Records from a collection:
>> Begin

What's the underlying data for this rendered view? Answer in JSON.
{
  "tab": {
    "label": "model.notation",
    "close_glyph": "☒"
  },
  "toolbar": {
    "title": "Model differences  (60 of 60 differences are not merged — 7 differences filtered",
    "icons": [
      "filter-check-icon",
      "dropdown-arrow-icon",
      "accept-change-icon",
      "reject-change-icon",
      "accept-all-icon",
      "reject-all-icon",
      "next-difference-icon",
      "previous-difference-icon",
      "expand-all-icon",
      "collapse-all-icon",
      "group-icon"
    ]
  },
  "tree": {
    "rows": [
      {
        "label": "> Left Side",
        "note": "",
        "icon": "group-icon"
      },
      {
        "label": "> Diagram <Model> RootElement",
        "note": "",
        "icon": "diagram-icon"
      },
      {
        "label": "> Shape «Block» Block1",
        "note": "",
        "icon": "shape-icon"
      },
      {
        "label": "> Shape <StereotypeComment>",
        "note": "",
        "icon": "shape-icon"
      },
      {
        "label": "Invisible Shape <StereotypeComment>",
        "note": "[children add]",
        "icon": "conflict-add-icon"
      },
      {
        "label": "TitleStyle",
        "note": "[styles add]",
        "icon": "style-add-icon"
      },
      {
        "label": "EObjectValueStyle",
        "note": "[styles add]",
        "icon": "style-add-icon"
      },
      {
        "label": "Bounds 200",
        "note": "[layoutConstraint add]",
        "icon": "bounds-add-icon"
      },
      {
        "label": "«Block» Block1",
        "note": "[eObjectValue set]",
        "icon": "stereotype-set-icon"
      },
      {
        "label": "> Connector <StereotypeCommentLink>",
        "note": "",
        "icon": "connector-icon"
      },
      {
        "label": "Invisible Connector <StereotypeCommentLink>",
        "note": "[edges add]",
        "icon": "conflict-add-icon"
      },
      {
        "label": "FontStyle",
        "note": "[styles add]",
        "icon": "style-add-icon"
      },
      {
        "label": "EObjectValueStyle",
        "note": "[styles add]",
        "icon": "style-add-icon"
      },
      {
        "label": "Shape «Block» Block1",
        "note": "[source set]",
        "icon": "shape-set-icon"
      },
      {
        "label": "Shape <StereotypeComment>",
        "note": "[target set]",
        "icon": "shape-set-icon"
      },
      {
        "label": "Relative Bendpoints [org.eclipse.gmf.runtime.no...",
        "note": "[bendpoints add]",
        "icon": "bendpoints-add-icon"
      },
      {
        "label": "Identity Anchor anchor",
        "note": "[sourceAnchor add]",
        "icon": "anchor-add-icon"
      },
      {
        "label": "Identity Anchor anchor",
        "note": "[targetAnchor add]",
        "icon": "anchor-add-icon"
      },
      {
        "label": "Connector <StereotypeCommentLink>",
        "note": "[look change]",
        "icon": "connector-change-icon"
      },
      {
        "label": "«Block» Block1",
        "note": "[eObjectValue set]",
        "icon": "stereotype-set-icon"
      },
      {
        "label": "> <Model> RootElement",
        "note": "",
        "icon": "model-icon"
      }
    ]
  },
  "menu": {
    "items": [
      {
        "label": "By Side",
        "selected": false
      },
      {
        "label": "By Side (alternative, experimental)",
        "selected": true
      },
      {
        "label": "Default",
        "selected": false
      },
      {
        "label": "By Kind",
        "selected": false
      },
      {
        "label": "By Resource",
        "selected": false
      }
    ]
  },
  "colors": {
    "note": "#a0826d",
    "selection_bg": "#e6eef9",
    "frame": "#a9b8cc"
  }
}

>> End

▶ **Exercise instructions**:
Pick out every line with the string "Block" and copy it.

▶ **Answer for this exercise**:
        "label": "> Shape «Block» Block1",
        "label": "«Block» Block1",
        "label": "Shape «Block» Block1",
        "label": "«Block» Block1",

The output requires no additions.